Getting Started

knitr::opts_chunk$set(
  collapse = TRUE,
  comment = " "
)

library(DT)

options(cli.num_colors = 1)
options(width = 60)
local({
  hook_output <- knitr::knit_hooks$get("output")
  knitr::knit_hooks$set(output = function(x, options) {
    if (!is.null(options$max.height)) {
      options$attr.output <- c(
        options$attr.output,
        sprintf('style="max-height: %s;"', options$max.height)
      )
    }
    hook_output(x, options)
  })
})
knitr::knit_hooks$set(output = function(x, options) {
  if (!is.null(options$max_height)) {
    paste('<pre style = "max-height:',
      options$max_height,
      '; float: left; width: 775px; overflow-y: auto;">',
      x, "</pre>",
      sep = ""
    )
  } else {
    x
  }
})
datatable_template <- function(input_data) {
  datatable(
    input_data,
    rownames = FALSE,
    options = list(
      autoWidth = FALSE,
      scrollX = TRUE,
      pageLength = 5,
      lengthMenu = c(5, 10, 15, 20)
    )
  ) %>%
    formatStyle(
      0,
      target = "row",
      color = "black",
      backgroundColor = "white",
      fontWeight = "500",
      lineHeight = "85%",
      fontSize = ".875em" # same as code
    )
}

Getting Started with xportr

The demo will make use of a small ADSL dataset available with the xportr package and has the following features:

To create a fully compliant v5 xpt ADSL dataset, that was developed using R, we will need to apply the 6 main functions within the xportr package:

# Loading packages
library(dplyr)
library(labelled)
library(xportr)
library(readxl)

# Loading in our example data
data("adsl_xportr", package = "xportr")
datatable_template(adsl_xportr)

Preparing your Specification Files

In order to make use of the functions within {xportr} you will need to create an R data frame that contains your specification file. You will most likely need to do some pre-processing of your spec sheets after loading in the spec files for them to work appropriately with the xportr functions. Please see our example spec sheets in system.file(file.path("specs", "ADaM_spec.xlsx"), package = "xportr") to see how xportr expects the specification sheets.

var_spec <- read_xlsx(
  system.file(file.path("specs/", "ADaM_spec.xlsx"), package = "xportr"),
  sheet = "Variables"

+ + + + + + +

▶ [SET TASK 1] In the xportr getting-started text, how many main functions from the xportr package must be applied to create a fully compliant v5 xpt ADSL dataset?
▶ [SET TASK 2] Repeat the part of the xportr getting-started text that opens with the words "Getting Started with" and closes with "library(xportr)".
▶ [SET TASK 3] Go on with the xportr getting-started text from the point where it stops.

+ + + + + + +

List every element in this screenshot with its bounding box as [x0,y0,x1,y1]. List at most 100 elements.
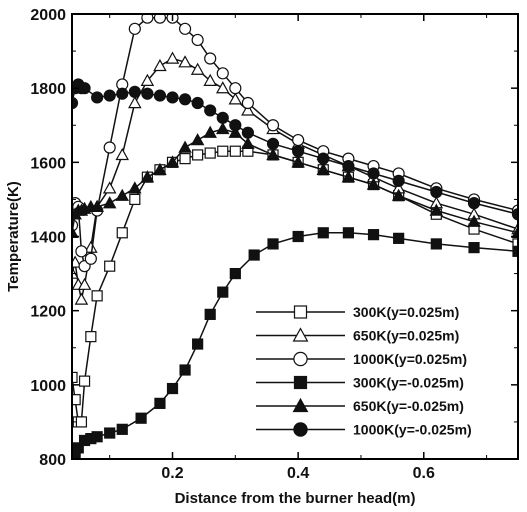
legend-entry: 650K(y=-0.025m) [256,397,464,414]
data-point [266,137,280,150]
data-point [217,286,229,298]
legend-label: 300K(y=-0.025m) [353,375,464,391]
data-point [102,196,117,209]
y-tick-label: 1200 [30,304,66,321]
data-point [204,308,216,320]
data-point [84,240,98,253]
data-point [153,162,167,175]
data-point [72,96,79,110]
data-point [342,227,354,239]
data-point [512,245,518,257]
data-point [179,153,191,165]
data-point [215,81,230,94]
data-point [292,327,309,342]
data-point [216,111,229,124]
data-point [292,397,309,413]
data-point [103,89,116,102]
data-point [78,375,91,387]
data-point [293,422,308,437]
data-point [178,55,192,68]
data-point [178,93,192,106]
x-axis-label: Distance from the burner head(m) [175,490,416,507]
data-point [77,277,92,290]
data-point [467,197,481,210]
data-point [116,227,128,239]
data-point [91,290,103,302]
data-point [128,85,141,98]
data-point [391,188,406,201]
data-point [293,375,308,390]
data-point [204,52,217,65]
data-point [511,208,518,221]
data-point [215,121,230,135]
x-tick-label: 0.6 [413,465,435,482]
y-tick-label: 1000 [30,378,66,395]
legend-entry: 300K(y=-0.025m) [256,375,464,391]
y-tick-label: 2000 [30,7,66,24]
data-point [293,351,308,367]
data-point [115,188,130,201]
data-point [241,136,255,149]
data-point [116,423,128,435]
data-point [292,145,305,158]
data-point [72,371,78,384]
legend-entry: 300K(y=0.025m) [256,304,459,320]
data-point [228,92,243,105]
data-point [116,87,129,100]
data-point [204,104,217,117]
data-point [316,162,331,175]
legend-label: 1000K(y=-0.025m) [353,422,472,438]
data-point [103,141,116,154]
y-tick-label: 1800 [30,81,66,98]
data-point [392,174,405,187]
data-point [367,229,380,241]
data-point [216,67,229,80]
series [72,121,518,238]
data-point [217,145,229,157]
data-point [135,412,147,424]
data-point [165,155,180,168]
data-point [179,364,191,376]
data-point [166,91,179,104]
data-point [91,91,104,104]
data-point [128,96,142,109]
data-point [102,181,117,194]
data-point [72,225,79,238]
legend-label: 650K(y=0.025m) [353,328,459,344]
legend-entry: 650K(y=0.025m) [256,327,459,344]
data-point [203,125,217,138]
data-point [72,394,81,406]
data-point [241,126,254,139]
series-layer [72,14,518,459]
data-point [512,238,518,250]
data-point [78,82,91,95]
data-point [204,147,216,159]
series [72,227,518,459]
data-point [104,427,116,439]
data-point [317,152,330,165]
data-point [203,73,217,86]
data-point [229,119,242,132]
data-point [153,89,167,102]
data-point [178,22,192,35]
data-point [141,14,154,24]
data-point [266,119,280,132]
data-point [228,125,243,138]
data-point [84,252,97,265]
legend-label: 300K(y=0.025m) [353,304,459,320]
data-point [342,159,355,173]
data-point [430,185,443,199]
data-point [266,147,280,161]
data-point [129,193,141,206]
data-point [190,133,205,146]
data-point [229,145,241,157]
data-point [191,33,204,47]
data-point [292,133,305,147]
data-point [293,305,308,319]
data-point [75,245,88,258]
data-point [104,260,116,272]
ticks-layer: 800 1000 1200 1400 1600 1800 2000 0.2 0.4 0.6 [30,7,518,482]
data-point [72,442,84,454]
data-point [393,232,405,244]
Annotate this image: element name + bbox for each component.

+ + + + + + +

▶ [EXERCISE RESULT 1] Six main functions.

▶ [EXERCISE RESULT 2]
Getting Started with xportr

The demo will make use of a small ADSL dataset available with the xportr package and has the following features:

To create a fully compliant v5 xpt ADSL dataset, that was developed using R, we will need to apply the 6 main functions within the xportr package:

# Loading packages
library(dplyr)
library(labelled)
library(xportr)

▶ [EXERCISE RESULT 3]
) %>%
  rename(type = "Data Type") %>%
  rename_with(tolower)

Below is a quick snapshot of the specification file pertaining to the ADSL data set, which we will make use of in the 6 {xportr} function calls below. Take note of the order, label, type, length and format columns.

var_spec_view <- var_spec %>%
  filter(dataset == "ADSL")

datatable_template(var_spec_view)

xportr_type()

NOTE: We make use of str() to expose the attributes (length, labels, formats, type) of the datasets. We have suppressed these calls for the sake of brevity.

In order to be compliant with transport v5 specifications an xpt file can only have two data types: character and numeric/dbl. Currently the ADSL data set has chr, dbl, time, factor and date.

str(adsl_xportr)

Using xportr_type() and the supplied specification file, we can coerce the variables in the ADSL set to be either numeric or character.

adsl_type <- xportr_type(adsl_xportr, var_spec, domain = "ADSL", verbose = "message")

Now all appropriate types have been applied to the dataset as seen below.

str(adsl_type)

xportr_length()

Next we can apply the lengths from a variable level specification file to the data frame. xportr_length() will identify variables that are missing from your specification file. The function will also alert you to how many lengths have been applied successfully. Before we apply the lengths lets verify that no lengths have been applied to the original dataframe.

str(adsl_xportr)

No lengths have been applied to the variables as seen in the printout - the lengths would be in the attr() part of each variables. Let's now use xportr_length() to apply our lengths from the specification file.

adsl_length <- adsl_xportr %>% xportr_length(var_spec, domain = "ADSL", verbose = "message")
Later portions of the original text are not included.